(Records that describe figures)
::::::
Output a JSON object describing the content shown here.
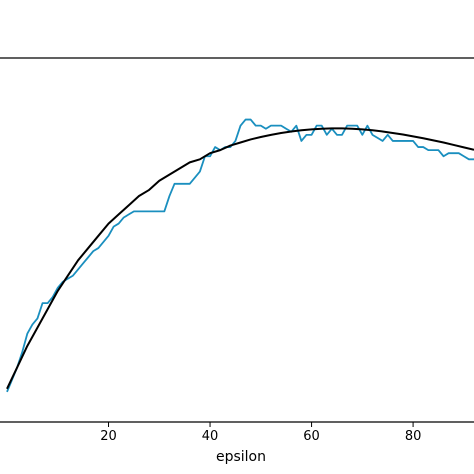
{
  "chart_data": {
    "type": "line",
    "xlabel": "epsilon",
    "ylabel": "",
    "xlim": [
      0,
      92
    ],
    "ylim": [
      0,
      1
    ],
    "xticks": [
      20,
      40,
      60,
      80
    ],
    "grid": false,
    "legend": "none",
    "colors": {
      "measured": "#1a8fbf",
      "fit": "#000000"
    },
    "series": [
      {
        "key": "measured",
        "x": [
          0,
          1,
          2,
          3,
          4,
          5,
          6,
          7,
          8,
          9,
          10,
          11,
          12,
          13,
          14,
          15,
          16,
          17,
          18,
          19,
          20,
          21,
          22,
          23,
          24,
          25,
          26,
          27,
          28,
          29,
          30,
          31,
          32,
          33,
          34,
          35,
          36,
          37,
          38,
          39,
          40,
          41,
          42,
          43,
          44,
          45,
          46,
          47,
          48,
          49,
          50,
          51,
          52,
          53,
          54,
          55,
          56,
          57,
          58,
          59,
          60,
          61,
          62,
          63,
          64,
          65,
          66,
          67,
          68,
          69,
          70,
          71,
          72,
          73,
          74,
          75,
          76,
          77,
          78,
          79,
          80,
          81,
          82,
          83,
          84,
          85,
          86,
          87,
          88,
          89,
          90,
          91,
          92
        ],
        "y": [
          0.02,
          0.06,
          0.1,
          0.15,
          0.21,
          0.24,
          0.26,
          0.31,
          0.31,
          0.33,
          0.36,
          0.38,
          0.39,
          0.4,
          0.42,
          0.44,
          0.46,
          0.48,
          0.49,
          0.51,
          0.53,
          0.56,
          0.57,
          0.59,
          0.6,
          0.61,
          0.61,
          0.61,
          0.61,
          0.61,
          0.61,
          0.61,
          0.66,
          0.7,
          0.7,
          0.7,
          0.7,
          0.72,
          0.74,
          0.79,
          0.79,
          0.82,
          0.81,
          0.82,
          0.82,
          0.84,
          0.89,
          0.91,
          0.91,
          0.89,
          0.89,
          0.88,
          0.89,
          0.89,
          0.89,
          0.88,
          0.87,
          0.89,
          0.84,
          0.86,
          0.86,
          0.89,
          0.89,
          0.86,
          0.88,
          0.86,
          0.86,
          0.89,
          0.89,
          0.89,
          0.86,
          0.89,
          0.86,
          0.85,
          0.84,
          0.86,
          0.84,
          0.84,
          0.84,
          0.84,
          0.84,
          0.82,
          0.82,
          0.81,
          0.81,
          0.81,
          0.79,
          0.8,
          0.8,
          0.8,
          0.79,
          0.78,
          0.78
        ]
      },
      {
        "key": "fit",
        "x": [
          0,
          2,
          4,
          6,
          8,
          10,
          12,
          14,
          16,
          18,
          20,
          22,
          24,
          26,
          28,
          30,
          32,
          34,
          36,
          38,
          40,
          42,
          44,
          46,
          48,
          50,
          52,
          54,
          56,
          58,
          60,
          62,
          64,
          66,
          68,
          70,
          72,
          74,
          76,
          78,
          80,
          82,
          84,
          86,
          88,
          90,
          92
        ],
        "y": [
          0.03,
          0.1,
          0.17,
          0.23,
          0.29,
          0.35,
          0.4,
          0.45,
          0.49,
          0.53,
          0.57,
          0.6,
          0.63,
          0.66,
          0.68,
          0.71,
          0.73,
          0.75,
          0.77,
          0.78,
          0.8,
          0.81,
          0.825,
          0.835,
          0.845,
          0.853,
          0.86,
          0.866,
          0.871,
          0.875,
          0.878,
          0.88,
          0.881,
          0.881,
          0.88,
          0.878,
          0.875,
          0.871,
          0.866,
          0.861,
          0.855,
          0.849,
          0.842,
          0.835,
          0.827,
          0.819,
          0.811
        ]
      }
    ]
  }
}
::::::
## [The task]
Every entry above needs to be retyped exactly; drop the pictures.

## [Full response]
Output a JSON object describing the content shown here.
{
  "chart_data": {
    "type": "line",
    "xlabel": "epsilon",
    "ylabel": "",
    "xlim": [
      0,
      92
    ],
    "ylim": [
      0,
      1
    ],
    "xticks": [
      20,
      40,
      60,
      80
    ],
    "grid": false,
    "legend": "none",
    "colors": {
      "measured": "#1a8fbf",
      "fit": "#000000"
    },
    "series": [
      {
        "key": "measured",
        "x": [
          0,
          1,
          2,
          3,
          4,
          5,
          6,
          7,
          8,
          9,
          10,
          11,
          12,
          13,
          14,
          15,
          16,
          17,
          18,
          19,
          20,
          21,
          22,
          23,
          24,
          25,
          26,
          27,
          28,
          29,
          30,
          31,
          32,
          33,
          34,
          35,
          36,
          37,
          38,
          39,
          40,
          41,
          42,
          43,
          44,
          45,
          46,
          47,
          48,
          49,
          50,
          51,
          52,
          53,
          54,
          55,
          56,
          57,
          58,
          59,
          60,
          61,
          62,
          63,
          64,
          65,
          66,
          67,
          68,
          69,
          70,
          71,
          72,
          73,
          74,
          75,
          76,
          77,
          78,
          79,
          80,
          81,
          82,
          83,
          84,
          85,
          86,
          87,
          88,
          89,
          90,
          91,
          92
        ],
        "y": [
          0.02,
          0.06,
          0.1,
          0.15,
          0.21,
          0.24,
          0.26,
          0.31,
          0.31,
          0.33,
          0.36,
          0.38,
          0.39,
          0.4,
          0.42,
          0.44,
          0.46,
          0.48,
          0.49,
          0.51,
          0.53,
          0.56,
          0.57,
          0.59,
          0.6,
          0.61,
          0.61,
          0.61,
          0.61,
          0.61,
          0.61,
          0.61,
          0.66,
          0.7,
          0.7,
          0.7,
          0.7,
          0.72,
          0.74,
          0.79,
          0.79,
          0.82,
          0.81,
          0.82,
          0.82,
          0.84,
          0.89,
          0.91,
          0.91,
          0.89,
          0.89,
          0.88,
          0.89,
          0.89,
          0.89,
          0.88,
          0.87,
          0.89,
          0.84,
          0.86,
          0.86,
          0.89,
          0.89,
          0.86,
          0.88,
          0.86,
          0.86,
          0.89,
          0.89,
          0.89,
          0.86,
          0.89,
          0.86,
          0.85,
          0.84,
          0.86,
          0.84,
          0.84,
          0.84,
          0.84,
          0.84,
          0.82,
          0.82,
          0.81,
          0.81,
          0.81,
          0.79,
          0.8,
          0.8,
          0.8,
          0.79,
          0.78,
          0.78
        ]
      },
      {
        "key": "fit",
        "x": [
          0,
          2,
          4,
          6,
          8,
          10,
          12,
          14,
          16,
          18,
          20,
          22,
          24,
          26,
          28,
          30,
          32,
          34,
          36,
          38,
          40,
          42,
          44,
          46,
          48,
          50,
          52,
          54,
          56,
          58,
          60,
          62,
          64,
          66,
          68,
          70,
          72,
          74,
          76,
          78,
          80,
          82,
          84,
          86,
          88,
          90,
          92
        ],
        "y": [
          0.03,
          0.1,
          0.17,
          0.23,
          0.29,
          0.35,
          0.4,
          0.45,
          0.49,
          0.53,
          0.57,
          0.6,
          0.63,
          0.66,
          0.68,
          0.71,
          0.73,
          0.75,
          0.77,
          0.78,
          0.8,
          0.81,
          0.825,
          0.835,
          0.845,
          0.853,
          0.86,
          0.866,
          0.871,
          0.875,
          0.878,
          0.88,
          0.881,
          0.881,
          0.88,
          0.878,
          0.875,
          0.871,
          0.866,
          0.861,
          0.855,
          0.849,
          0.842,
          0.835,
          0.827,
          0.819,
          0.811
        ]
      }
    ]
  }
}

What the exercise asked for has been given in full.